Items from a data source
+--
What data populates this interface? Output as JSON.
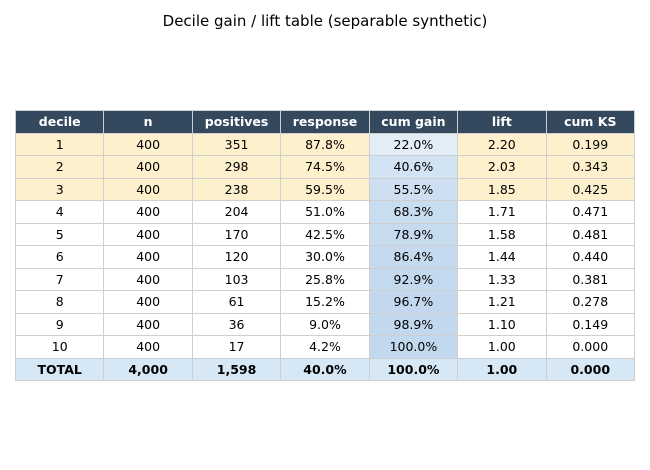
{
  "chart_data": {
    "type": "table",
    "title": "Decile gain / lift table (separable synthetic)",
    "columns": [
      "decile",
      "n",
      "positives",
      "response",
      "cum gain",
      "lift",
      "cum KS"
    ],
    "rows": [
      [
        "1",
        "400",
        "351",
        "87.8%",
        "22.0%",
        "2.20",
        "0.199"
      ],
      [
        "2",
        "400",
        "298",
        "74.5%",
        "40.6%",
        "2.03",
        "0.343"
      ],
      [
        "3",
        "400",
        "238",
        "59.5%",
        "55.5%",
        "1.85",
        "0.425"
      ],
      [
        "4",
        "400",
        "204",
        "51.0%",
        "68.3%",
        "1.71",
        "0.471"
      ],
      [
        "5",
        "400",
        "170",
        "42.5%",
        "78.9%",
        "1.58",
        "0.481"
      ],
      [
        "6",
        "400",
        "120",
        "30.0%",
        "86.4%",
        "1.44",
        "0.440"
      ],
      [
        "7",
        "400",
        "103",
        "25.8%",
        "92.9%",
        "1.33",
        "0.381"
      ],
      [
        "8",
        "400",
        "61",
        "15.2%",
        "96.7%",
        "1.21",
        "0.278"
      ],
      [
        "9",
        "400",
        "36",
        "9.0%",
        "98.9%",
        "1.10",
        "0.149"
      ],
      [
        "10",
        "400",
        "17",
        "4.2%",
        "100.0%",
        "1.00",
        "0.000"
      ]
    ],
    "total_row": [
      "TOTAL",
      "4,000",
      "1,598",
      "40.0%",
      "100.0%",
      "1.00",
      "0.000"
    ],
    "highlighted_top_deciles": 3,
    "cum_gain_values": [
      22.0,
      40.6,
      55.5,
      68.3,
      78.9,
      86.4,
      92.9,
      96.7,
      98.9,
      100.0
    ],
    "colors": {
      "header": "#34495e",
      "header_text": "#ffffff",
      "top_decile_fill": "#fdf0cc",
      "total_fill": "#d6e8f5",
      "gain_low": "#e2edf8",
      "gain_high": "#c2d8ee",
      "border": "#cfcfcf"
    }
  }
}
+--
#### Goal of the exercise
The records above need to be restated word for word, with the pictures left out.

#### Answer to this exercise
What data populates this interface? Output as JSON.
{
  "chart_data": {
    "type": "table",
    "title": "Decile gain / lift table (separable synthetic)",
    "columns": [
      "decile",
      "n",
      "positives",
      "response",
      "cum gain",
      "lift",
      "cum KS"
    ],
    "rows": [
      [
        "1",
        "400",
        "351",
        "87.8%",
        "22.0%",
        "2.20",
        "0.199"
      ],
      [
        "2",
        "400",
        "298",
        "74.5%",
        "40.6%",
        "2.03",
        "0.343"
      ],
      [
        "3",
        "400",
        "238",
        "59.5%",
        "55.5%",
        "1.85",
        "0.425"
      ],
      [
        "4",
        "400",
        "204",
        "51.0%",
        "68.3%",
        "1.71",
        "0.471"
      ],
      [
        "5",
        "400",
        "170",
        "42.5%",
        "78.9%",
        "1.58",
        "0.481"
      ],
      [
        "6",
        "400",
        "120",
        "30.0%",
        "86.4%",
        "1.44",
        "0.440"
      ],
      [
        "7",
        "400",
        "103",
        "25.8%",
        "92.9%",
        "1.33",
        "0.381"
      ],
      [
        "8",
        "400",
        "61",
        "15.2%",
        "96.7%",
        "1.21",
        "0.278"
      ],
      [
        "9",
        "400",
        "36",
        "9.0%",
        "98.9%",
        "1.10",
        "0.149"
      ],
      [
        "10",
        "400",
        "17",
        "4.2%",
        "100.0%",
        "1.00",
        "0.000"
      ]
    ],
    "total_row": [
      "TOTAL",
      "4,000",
      "1,598",
      "40.0%",
      "100.0%",
      "1.00",
      "0.000"
    ],
    "highlighted_top_deciles": 3,
    "cum_gain_values": [
      22.0,
      40.6,
      55.5,
      68.3,
      78.9,
      86.4,
      92.9,
      96.7,
      98.9,
      100.0
    ],
    "colors": {
      "header": "#34495e",
      "header_text": "#ffffff",
      "top_decile_fill": "#fdf0cc",
      "total_fill": "#d6e8f5",
      "gain_low": "#e2edf8",
      "gain_high": "#c2d8ee",
      "border": "#cfcfcf"
    }
  }
}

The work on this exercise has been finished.